(Collected data entries)
■ ■ ■ ■ ■ ■ ■

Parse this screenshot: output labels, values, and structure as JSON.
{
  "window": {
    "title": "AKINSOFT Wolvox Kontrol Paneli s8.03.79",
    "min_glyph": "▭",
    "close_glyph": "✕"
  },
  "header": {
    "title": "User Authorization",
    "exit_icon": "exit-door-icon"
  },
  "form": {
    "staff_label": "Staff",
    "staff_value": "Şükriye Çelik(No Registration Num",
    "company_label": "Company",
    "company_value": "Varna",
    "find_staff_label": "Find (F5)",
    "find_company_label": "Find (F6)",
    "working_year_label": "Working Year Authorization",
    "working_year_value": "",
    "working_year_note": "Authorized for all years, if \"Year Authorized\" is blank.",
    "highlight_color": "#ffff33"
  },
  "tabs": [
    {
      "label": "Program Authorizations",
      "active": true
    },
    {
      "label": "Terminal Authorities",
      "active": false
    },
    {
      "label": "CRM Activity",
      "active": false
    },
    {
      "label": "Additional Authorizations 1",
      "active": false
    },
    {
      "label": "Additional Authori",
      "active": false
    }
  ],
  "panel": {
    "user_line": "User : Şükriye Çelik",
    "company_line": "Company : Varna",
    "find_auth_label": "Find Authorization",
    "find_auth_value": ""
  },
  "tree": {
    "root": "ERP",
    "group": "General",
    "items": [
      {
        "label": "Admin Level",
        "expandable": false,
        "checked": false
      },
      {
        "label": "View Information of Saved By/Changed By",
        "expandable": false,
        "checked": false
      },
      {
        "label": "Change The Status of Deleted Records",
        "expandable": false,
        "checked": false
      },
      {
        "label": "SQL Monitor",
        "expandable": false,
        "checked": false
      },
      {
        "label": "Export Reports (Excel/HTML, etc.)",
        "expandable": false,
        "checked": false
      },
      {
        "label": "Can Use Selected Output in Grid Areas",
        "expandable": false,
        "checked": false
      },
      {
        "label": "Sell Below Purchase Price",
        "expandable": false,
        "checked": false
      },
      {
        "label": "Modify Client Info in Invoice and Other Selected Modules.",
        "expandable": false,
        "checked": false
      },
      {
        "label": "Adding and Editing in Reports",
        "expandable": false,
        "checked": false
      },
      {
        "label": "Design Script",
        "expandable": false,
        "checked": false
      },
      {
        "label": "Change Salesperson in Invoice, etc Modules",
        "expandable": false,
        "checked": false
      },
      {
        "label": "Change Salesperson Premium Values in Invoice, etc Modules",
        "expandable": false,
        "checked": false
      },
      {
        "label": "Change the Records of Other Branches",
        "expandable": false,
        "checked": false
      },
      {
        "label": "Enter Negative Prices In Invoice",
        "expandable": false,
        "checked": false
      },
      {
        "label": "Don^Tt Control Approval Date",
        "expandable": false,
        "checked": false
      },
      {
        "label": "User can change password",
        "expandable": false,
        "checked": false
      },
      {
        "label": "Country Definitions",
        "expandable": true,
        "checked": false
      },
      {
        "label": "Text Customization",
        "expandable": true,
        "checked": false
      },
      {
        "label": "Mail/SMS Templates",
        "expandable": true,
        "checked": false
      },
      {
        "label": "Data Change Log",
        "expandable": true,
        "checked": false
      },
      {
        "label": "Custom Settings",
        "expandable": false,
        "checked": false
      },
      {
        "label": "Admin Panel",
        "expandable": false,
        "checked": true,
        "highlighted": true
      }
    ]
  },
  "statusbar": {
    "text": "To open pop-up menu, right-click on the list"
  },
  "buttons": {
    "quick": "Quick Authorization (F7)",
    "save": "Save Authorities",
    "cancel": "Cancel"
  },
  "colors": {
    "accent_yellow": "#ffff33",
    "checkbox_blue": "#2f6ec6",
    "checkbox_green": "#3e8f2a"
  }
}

■ ■ ■ ■ ■ ■ ■

_Instructions for the task_
Transcribe the entire listing above precisely.

_Task output_
Parse this screenshot: output labels, values, and structure as JSON.
{
  "window": {
    "title": "AKINSOFT Wolvox Kontrol Paneli s8.03.79",
    "min_glyph": "▭",
    "close_glyph": "✕"
  },
  "header": {
    "title": "User Authorization",
    "exit_icon": "exit-door-icon"
  },
  "form": {
    "staff_label": "Staff",
    "staff_value": "Şükriye Çelik(No Registration Num",
    "company_label": "Company",
    "company_value": "Varna",
    "find_staff_label": "Find (F5)",
    "find_company_label": "Find (F6)",
    "working_year_label": "Working Year Authorization",
    "working_year_value": "",
    "working_year_note": "Authorized for all years, if \"Year Authorized\" is blank.",
    "highlight_color": "#ffff33"
  },
  "tabs": [
    {
      "label": "Program Authorizations",
      "active": true
    },
    {
      "label": "Terminal Authorities",
      "active": false
    },
    {
      "label": "CRM Activity",
      "active": false
    },
    {
      "label": "Additional Authorizations 1",
      "active": false
    },
    {
      "label": "Additional Authori",
      "active": false
    }
  ],
  "panel": {
    "user_line": "User : Şükriye Çelik",
    "company_line": "Company : Varna",
    "find_auth_label": "Find Authorization",
    "find_auth_value": ""
  },
  "tree": {
    "root": "ERP",
    "group": "General",
    "items": [
      {
        "label": "Admin Level",
        "expandable": false,
        "checked": false
      },
      {
        "label": "View Information of Saved By/Changed By",
        "expandable": false,
        "checked": false
      },
      {
        "label": "Change The Status of Deleted Records",
        "expandable": false,
        "checked": false
      },
      {
        "label": "SQL Monitor",
        "expandable": false,
        "checked": false
      },
      {
        "label": "Export Reports (Excel/HTML, etc.)",
        "expandable": false,
        "checked": false
      },
      {
        "label": "Can Use Selected Output in Grid Areas",
        "expandable": false,
        "checked": false
      },
      {
        "label": "Sell Below Purchase Price",
        "expandable": false,
        "checked": false
      },
      {
        "label": "Modify Client Info in Invoice and Other Selected Modules.",
        "expandable": false,
        "checked": false
      },
      {
        "label": "Adding and Editing in Reports",
        "expandable": false,
        "checked": false
      },
      {
        "label": "Design Script",
        "expandable": false,
        "checked": false
      },
      {
        "label": "Change Salesperson in Invoice, etc Modules",
        "expandable": false,
        "checked": false
      },
      {
        "label": "Change Salesperson Premium Values in Invoice, etc Modules",
        "expandable": false,
        "checked": false
      },
      {
        "label": "Change the Records of Other Branches",
        "expandable": false,
        "checked": false
      },
      {
        "label": "Enter Negative Prices In Invoice",
        "expandable": false,
        "checked": false
      },
      {
        "label": "Don^Tt Control Approval Date",
        "expandable": false,
        "checked": false
      },
      {
        "label": "User can change password",
        "expandable": false,
        "checked": false
      },
      {
        "label": "Country Definitions",
        "expandable": true,
        "checked": false
      },
      {
        "label": "Text Customization",
        "expandable": true,
        "checked": false
      },
      {
        "label": "Mail/SMS Templates",
        "expandable": true,
        "checked": false
      },
      {
        "label": "Data Change Log",
        "expandable": true,
        "checked": false
      },
      {
        "label": "Custom Settings",
        "expandable": false,
        "checked": false
      },
      {
        "label": "Admin Panel",
        "expandable": false,
        "checked": true,
        "highlighted": true
      }
    ]
  },
  "statusbar": {
    "text": "To open pop-up menu, right-click on the list"
  },
  "buttons": {
    "quick": "Quick Authorization (F7)",
    "save": "Save Authorities",
    "cancel": "Cancel"
  },
  "colors": {
    "accent_yellow": "#ffff33",
    "checkbox_blue": "#2f6ec6",
    "checkbox_green": "#3e8f2a"
  }
}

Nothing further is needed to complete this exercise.